▶ [What the task asks]: List, from the lines below, each one with "title" in it.

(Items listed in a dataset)

.....

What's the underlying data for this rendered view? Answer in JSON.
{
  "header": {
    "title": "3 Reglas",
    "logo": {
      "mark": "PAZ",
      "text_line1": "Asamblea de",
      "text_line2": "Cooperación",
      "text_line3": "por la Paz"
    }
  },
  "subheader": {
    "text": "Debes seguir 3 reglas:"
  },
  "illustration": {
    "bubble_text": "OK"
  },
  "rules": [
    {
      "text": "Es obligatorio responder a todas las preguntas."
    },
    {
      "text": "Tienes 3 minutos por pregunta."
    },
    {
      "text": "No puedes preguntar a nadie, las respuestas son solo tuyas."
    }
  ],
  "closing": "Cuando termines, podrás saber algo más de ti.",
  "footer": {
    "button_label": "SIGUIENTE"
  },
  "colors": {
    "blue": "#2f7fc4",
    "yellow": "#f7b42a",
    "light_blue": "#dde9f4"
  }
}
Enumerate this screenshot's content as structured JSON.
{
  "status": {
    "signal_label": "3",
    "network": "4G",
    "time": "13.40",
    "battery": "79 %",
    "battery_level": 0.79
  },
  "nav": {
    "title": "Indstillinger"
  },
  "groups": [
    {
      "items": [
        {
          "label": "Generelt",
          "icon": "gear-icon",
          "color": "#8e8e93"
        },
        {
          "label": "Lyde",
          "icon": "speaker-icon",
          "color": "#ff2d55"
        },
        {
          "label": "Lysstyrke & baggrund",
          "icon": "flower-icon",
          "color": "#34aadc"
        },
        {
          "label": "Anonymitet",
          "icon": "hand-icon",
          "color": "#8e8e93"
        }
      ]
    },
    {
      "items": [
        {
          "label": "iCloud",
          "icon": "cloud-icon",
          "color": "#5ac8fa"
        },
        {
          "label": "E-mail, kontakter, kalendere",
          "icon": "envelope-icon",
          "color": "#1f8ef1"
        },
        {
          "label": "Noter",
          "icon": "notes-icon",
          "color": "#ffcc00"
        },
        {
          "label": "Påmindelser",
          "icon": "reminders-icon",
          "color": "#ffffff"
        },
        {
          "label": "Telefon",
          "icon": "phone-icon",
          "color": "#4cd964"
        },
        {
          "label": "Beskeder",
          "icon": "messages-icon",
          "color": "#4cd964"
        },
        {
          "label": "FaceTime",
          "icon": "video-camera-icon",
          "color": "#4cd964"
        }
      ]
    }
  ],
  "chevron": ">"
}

.....

▶ [Written solution]:
    "title": "3 Reglas",
    "title": "Indstillinger"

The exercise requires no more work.